[Collected data entries]

◇ ◇ ◇ ◇ ◇

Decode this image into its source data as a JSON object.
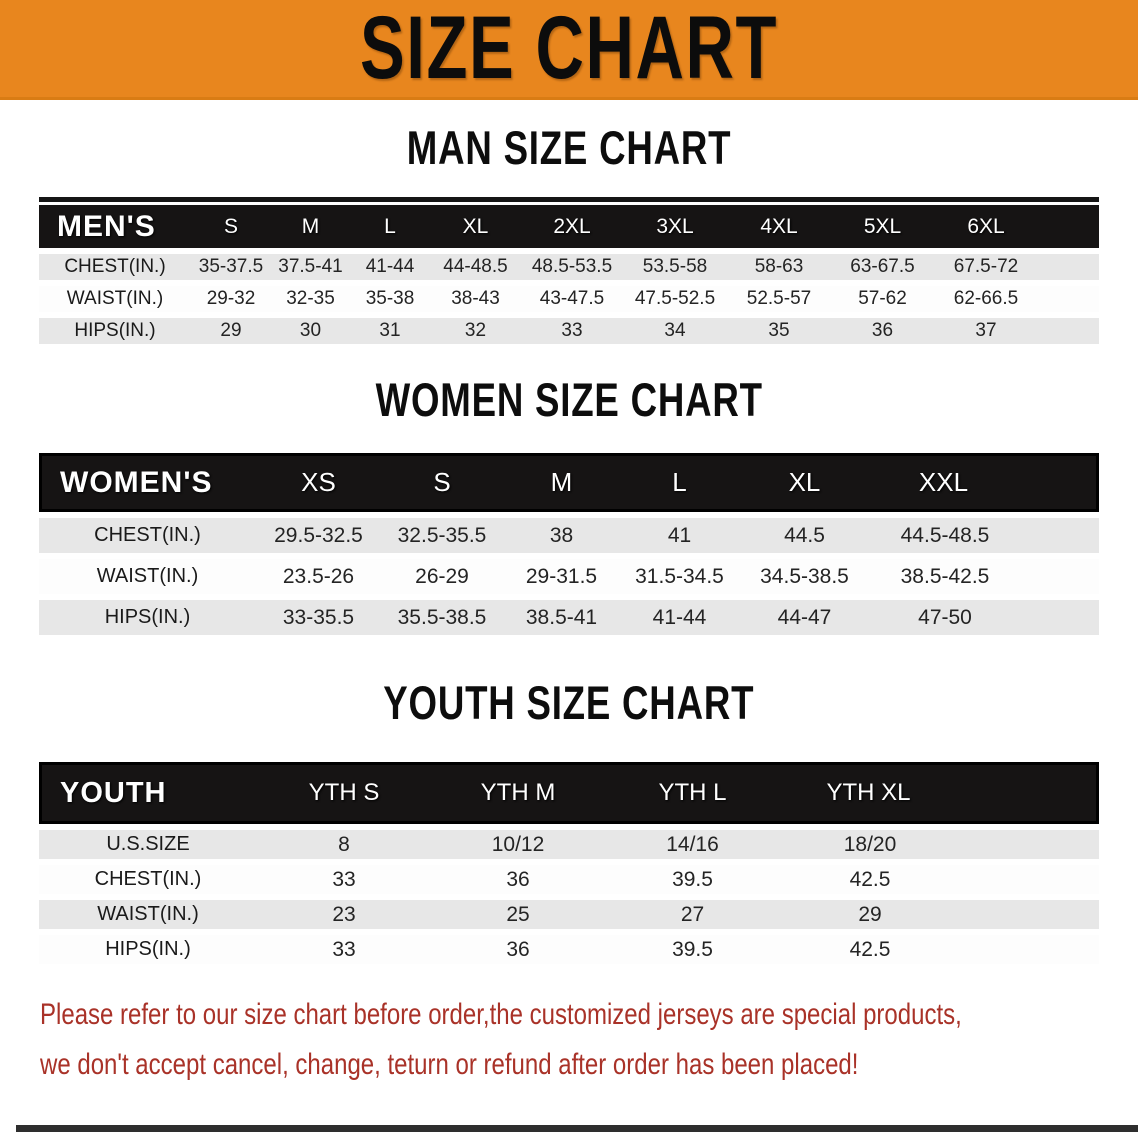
{
  "banner": {
    "title": "SIZE CHART"
  },
  "colors": {
    "banner_bg": "#E8861E",
    "table_header_bg": "#161414",
    "row_alt_bg": "#E7E7E7",
    "disclaimer_text": "#A93228"
  },
  "sections": [
    {
      "title": "MAN SIZE CHART",
      "table": {
        "header_label": "MEN'S",
        "columns": [
          "S",
          "M",
          "L",
          "XL",
          "2XL",
          "3XL",
          "4XL",
          "5XL",
          "6XL"
        ],
        "rows": [
          {
            "label": "CHEST(IN.)",
            "values": [
              "35-37.5",
              "37.5-41",
              "41-44",
              "44-48.5",
              "48.5-53.5",
              "53.5-58",
              "58-63",
              "63-67.5",
              "67.5-72"
            ]
          },
          {
            "label": "WAIST(IN.)",
            "values": [
              "29-32",
              "32-35",
              "35-38",
              "38-43",
              "43-47.5",
              "47.5-52.5",
              "52.5-57",
              "57-62",
              "62-66.5"
            ]
          },
          {
            "label": "HIPS(IN.)",
            "values": [
              "29",
              "30",
              "31",
              "32",
              "33",
              "34",
              "35",
              "36",
              "37"
            ]
          }
        ]
      }
    },
    {
      "title": "WOMEN SIZE CHART",
      "table": {
        "header_label": "WOMEN'S",
        "columns": [
          "XS",
          "S",
          "M",
          "L",
          "XL",
          "XXL"
        ],
        "rows": [
          {
            "label": "CHEST(IN.)",
            "values": [
              "29.5-32.5",
              "32.5-35.5",
              "38",
              "41",
              "44.5",
              "44.5-48.5"
            ]
          },
          {
            "label": "WAIST(IN.)",
            "values": [
              "23.5-26",
              "26-29",
              "29-31.5",
              "31.5-34.5",
              "34.5-38.5",
              "38.5-42.5"
            ]
          },
          {
            "label": "HIPS(IN.)",
            "values": [
              "33-35.5",
              "35.5-38.5",
              "38.5-41",
              "41-44",
              "44-47",
              "47-50"
            ]
          }
        ]
      }
    },
    {
      "title": "YOUTH SIZE CHART",
      "table": {
        "header_label": "YOUTH",
        "columns": [
          "YTH S",
          "YTH M",
          "YTH L",
          "YTH XL"
        ],
        "rows": [
          {
            "label": "U.S.SIZE",
            "values": [
              "8",
              "10/12",
              "14/16",
              "18/20"
            ]
          },
          {
            "label": "CHEST(IN.)",
            "values": [
              "33",
              "36",
              "39.5",
              "42.5"
            ]
          },
          {
            "label": "WAIST(IN.)",
            "values": [
              "23",
              "25",
              "27",
              "29"
            ]
          },
          {
            "label": "HIPS(IN.)",
            "values": [
              "33",
              "36",
              "39.5",
              "42.5"
            ]
          }
        ]
      }
    }
  ],
  "disclaimer": {
    "line1": "Please refer to our size chart before order,the customized jerseys are special products,",
    "line2": "we don't accept cancel, change, teturn or refund after order has been placed!"
  }
}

◇ ◇ ◇ ◇ ◇

WHAT TO WORK ON =
Give the material again exactly as it is, but keep the pictures out.

EXERCISE ANSWER =
Decode this image into its source data as a JSON object.
{
  "banner": {
    "title": "SIZE CHART"
  },
  "colors": {
    "banner_bg": "#E8861E",
    "table_header_bg": "#161414",
    "row_alt_bg": "#E7E7E7",
    "disclaimer_text": "#A93228"
  },
  "sections": [
    {
      "title": "MAN SIZE CHART",
      "table": {
        "header_label": "MEN'S",
        "columns": [
          "S",
          "M",
          "L",
          "XL",
          "2XL",
          "3XL",
          "4XL",
          "5XL",
          "6XL"
        ],
        "rows": [
          {
            "label": "CHEST(IN.)",
            "values": [
              "35-37.5",
              "37.5-41",
              "41-44",
              "44-48.5",
              "48.5-53.5",
              "53.5-58",
              "58-63",
              "63-67.5",
              "67.5-72"
            ]
          },
          {
            "label": "WAIST(IN.)",
            "values": [
              "29-32",
              "32-35",
              "35-38",
              "38-43",
              "43-47.5",
              "47.5-52.5",
              "52.5-57",
              "57-62",
              "62-66.5"
            ]
          },
          {
            "label": "HIPS(IN.)",
            "values": [
              "29",
              "30",
              "31",
              "32",
              "33",
              "34",
              "35",
              "36",
              "37"
            ]
          }
        ]
      }
    },
    {
      "title": "WOMEN SIZE CHART",
      "table": {
        "header_label": "WOMEN'S",
        "columns": [
          "XS",
          "S",
          "M",
          "L",
          "XL",
          "XXL"
        ],
        "rows": [
          {
            "label": "CHEST(IN.)",
            "values": [
              "29.5-32.5",
              "32.5-35.5",
              "38",
              "41",
              "44.5",
              "44.5-48.5"
            ]
          },
          {
            "label": "WAIST(IN.)",
            "values": [
              "23.5-26",
              "26-29",
              "29-31.5",
              "31.5-34.5",
              "34.5-38.5",
              "38.5-42.5"
            ]
          },
          {
            "label": "HIPS(IN.)",
            "values": [
              "33-35.5",
              "35.5-38.5",
              "38.5-41",
              "41-44",
              "44-47",
              "47-50"
            ]
          }
        ]
      }
    },
    {
      "title": "YOUTH SIZE CHART",
      "table": {
        "header_label": "YOUTH",
        "columns": [
          "YTH S",
          "YTH M",
          "YTH L",
          "YTH XL"
        ],
        "rows": [
          {
            "label": "U.S.SIZE",
            "values": [
              "8",
              "10/12",
              "14/16",
              "18/20"
            ]
          },
          {
            "label": "CHEST(IN.)",
            "values": [
              "33",
              "36",
              "39.5",
              "42.5"
            ]
          },
          {
            "label": "WAIST(IN.)",
            "values": [
              "23",
              "25",
              "27",
              "29"
            ]
          },
          {
            "label": "HIPS(IN.)",
            "values": [
              "33",
              "36",
              "39.5",
              "42.5"
            ]
          }
        ]
      }
    }
  ],
  "disclaimer": {
    "line1": "Please refer to our size chart before order,the customized jerseys are special products,",
    "line2": "we don't accept cancel, change, teturn or refund after order has been placed!"
  }
}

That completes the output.